Excerpts from a figure dataset:

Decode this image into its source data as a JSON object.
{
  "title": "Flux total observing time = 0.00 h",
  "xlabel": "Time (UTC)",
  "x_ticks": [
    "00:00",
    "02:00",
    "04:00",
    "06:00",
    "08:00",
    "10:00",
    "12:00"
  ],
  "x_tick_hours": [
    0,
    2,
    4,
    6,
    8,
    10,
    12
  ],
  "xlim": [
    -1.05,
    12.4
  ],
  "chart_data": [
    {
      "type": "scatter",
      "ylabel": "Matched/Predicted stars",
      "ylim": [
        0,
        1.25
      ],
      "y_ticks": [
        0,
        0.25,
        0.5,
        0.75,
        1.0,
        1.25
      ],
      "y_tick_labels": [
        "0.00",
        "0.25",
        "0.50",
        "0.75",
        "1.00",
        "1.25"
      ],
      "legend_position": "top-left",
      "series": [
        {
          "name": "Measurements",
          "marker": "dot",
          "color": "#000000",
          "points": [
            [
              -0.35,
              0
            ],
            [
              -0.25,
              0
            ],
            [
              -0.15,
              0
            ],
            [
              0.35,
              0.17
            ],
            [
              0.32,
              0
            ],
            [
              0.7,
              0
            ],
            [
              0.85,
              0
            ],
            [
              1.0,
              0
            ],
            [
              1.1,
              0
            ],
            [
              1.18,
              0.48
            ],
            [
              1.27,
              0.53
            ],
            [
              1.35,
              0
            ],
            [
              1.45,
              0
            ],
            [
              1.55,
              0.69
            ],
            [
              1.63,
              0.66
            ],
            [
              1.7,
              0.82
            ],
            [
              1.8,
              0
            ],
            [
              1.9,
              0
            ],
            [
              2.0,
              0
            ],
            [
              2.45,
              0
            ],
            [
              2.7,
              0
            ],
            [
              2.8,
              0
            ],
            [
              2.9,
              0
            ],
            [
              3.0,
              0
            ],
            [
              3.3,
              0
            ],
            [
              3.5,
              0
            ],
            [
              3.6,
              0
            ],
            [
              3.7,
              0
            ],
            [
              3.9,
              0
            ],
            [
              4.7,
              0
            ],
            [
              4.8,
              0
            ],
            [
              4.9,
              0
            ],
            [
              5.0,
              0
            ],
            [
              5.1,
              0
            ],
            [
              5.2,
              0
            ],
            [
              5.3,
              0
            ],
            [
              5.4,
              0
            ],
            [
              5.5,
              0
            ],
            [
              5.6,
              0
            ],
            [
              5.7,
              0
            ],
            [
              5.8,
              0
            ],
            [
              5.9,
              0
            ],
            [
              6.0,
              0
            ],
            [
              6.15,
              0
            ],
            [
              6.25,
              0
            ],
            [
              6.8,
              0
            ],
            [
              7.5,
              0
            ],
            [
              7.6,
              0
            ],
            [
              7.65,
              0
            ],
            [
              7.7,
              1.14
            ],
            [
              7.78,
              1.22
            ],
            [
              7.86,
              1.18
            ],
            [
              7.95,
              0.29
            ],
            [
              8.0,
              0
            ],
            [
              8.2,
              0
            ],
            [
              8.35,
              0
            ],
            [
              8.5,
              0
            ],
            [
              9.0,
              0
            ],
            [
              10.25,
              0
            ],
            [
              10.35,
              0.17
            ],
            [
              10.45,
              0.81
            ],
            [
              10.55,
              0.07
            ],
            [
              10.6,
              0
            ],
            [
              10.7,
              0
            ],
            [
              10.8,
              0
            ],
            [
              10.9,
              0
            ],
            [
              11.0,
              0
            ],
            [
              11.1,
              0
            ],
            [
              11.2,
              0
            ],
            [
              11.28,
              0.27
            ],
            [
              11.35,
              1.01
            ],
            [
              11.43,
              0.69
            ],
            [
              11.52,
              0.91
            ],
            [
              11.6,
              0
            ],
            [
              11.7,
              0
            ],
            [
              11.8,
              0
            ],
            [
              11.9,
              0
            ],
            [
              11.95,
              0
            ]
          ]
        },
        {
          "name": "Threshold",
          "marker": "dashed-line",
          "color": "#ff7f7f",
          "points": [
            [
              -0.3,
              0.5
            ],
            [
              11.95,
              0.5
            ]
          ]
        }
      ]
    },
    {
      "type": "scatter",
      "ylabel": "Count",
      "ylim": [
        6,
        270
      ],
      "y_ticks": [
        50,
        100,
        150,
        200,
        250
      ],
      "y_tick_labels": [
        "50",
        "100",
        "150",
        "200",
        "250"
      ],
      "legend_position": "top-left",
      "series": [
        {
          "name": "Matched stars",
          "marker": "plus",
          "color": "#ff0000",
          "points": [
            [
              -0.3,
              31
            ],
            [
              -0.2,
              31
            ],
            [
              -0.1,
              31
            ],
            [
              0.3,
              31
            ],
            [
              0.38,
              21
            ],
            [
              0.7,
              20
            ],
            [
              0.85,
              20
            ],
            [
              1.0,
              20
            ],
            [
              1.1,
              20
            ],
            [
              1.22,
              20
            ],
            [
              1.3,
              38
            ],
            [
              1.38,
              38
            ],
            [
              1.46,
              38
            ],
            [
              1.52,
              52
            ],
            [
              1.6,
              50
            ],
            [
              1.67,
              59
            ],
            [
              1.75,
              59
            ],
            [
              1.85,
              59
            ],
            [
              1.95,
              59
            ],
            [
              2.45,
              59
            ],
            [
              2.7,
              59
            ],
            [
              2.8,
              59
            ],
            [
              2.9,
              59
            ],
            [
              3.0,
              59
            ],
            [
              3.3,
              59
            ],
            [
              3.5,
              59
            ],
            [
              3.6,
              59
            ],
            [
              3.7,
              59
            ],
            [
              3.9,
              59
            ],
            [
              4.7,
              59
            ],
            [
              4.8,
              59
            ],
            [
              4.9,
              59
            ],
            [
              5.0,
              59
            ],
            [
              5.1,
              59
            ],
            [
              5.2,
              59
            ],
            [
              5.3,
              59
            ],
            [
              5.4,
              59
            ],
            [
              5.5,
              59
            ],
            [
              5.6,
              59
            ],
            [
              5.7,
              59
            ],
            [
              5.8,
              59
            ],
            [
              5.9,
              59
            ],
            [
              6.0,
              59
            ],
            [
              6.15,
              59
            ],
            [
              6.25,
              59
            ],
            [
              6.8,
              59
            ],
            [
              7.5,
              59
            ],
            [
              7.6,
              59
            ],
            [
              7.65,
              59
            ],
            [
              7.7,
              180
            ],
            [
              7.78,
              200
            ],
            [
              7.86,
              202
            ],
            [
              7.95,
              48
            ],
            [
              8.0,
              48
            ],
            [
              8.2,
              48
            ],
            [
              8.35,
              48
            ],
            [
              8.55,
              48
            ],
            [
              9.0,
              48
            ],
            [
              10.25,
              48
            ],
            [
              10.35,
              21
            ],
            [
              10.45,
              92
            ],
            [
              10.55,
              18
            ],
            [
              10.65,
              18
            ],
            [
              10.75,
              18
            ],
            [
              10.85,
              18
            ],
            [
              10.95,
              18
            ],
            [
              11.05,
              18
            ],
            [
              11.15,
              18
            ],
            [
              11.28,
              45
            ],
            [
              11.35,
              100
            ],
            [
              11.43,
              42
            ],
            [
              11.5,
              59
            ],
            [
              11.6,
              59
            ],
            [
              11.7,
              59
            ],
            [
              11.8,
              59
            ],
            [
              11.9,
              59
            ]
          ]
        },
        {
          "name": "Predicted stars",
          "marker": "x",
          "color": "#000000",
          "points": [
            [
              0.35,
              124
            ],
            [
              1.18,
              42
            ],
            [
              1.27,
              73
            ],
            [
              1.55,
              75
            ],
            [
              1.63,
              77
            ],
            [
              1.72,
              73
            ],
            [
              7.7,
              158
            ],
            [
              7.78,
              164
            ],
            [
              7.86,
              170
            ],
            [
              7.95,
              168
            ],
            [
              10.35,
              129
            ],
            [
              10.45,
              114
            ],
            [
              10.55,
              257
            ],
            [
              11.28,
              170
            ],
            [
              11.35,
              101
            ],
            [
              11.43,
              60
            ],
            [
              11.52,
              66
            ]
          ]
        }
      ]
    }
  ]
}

## PROBLEM DESCRIPTION
From the material above, count the lines that include "stars" and give only the total.

## SOLUTION
3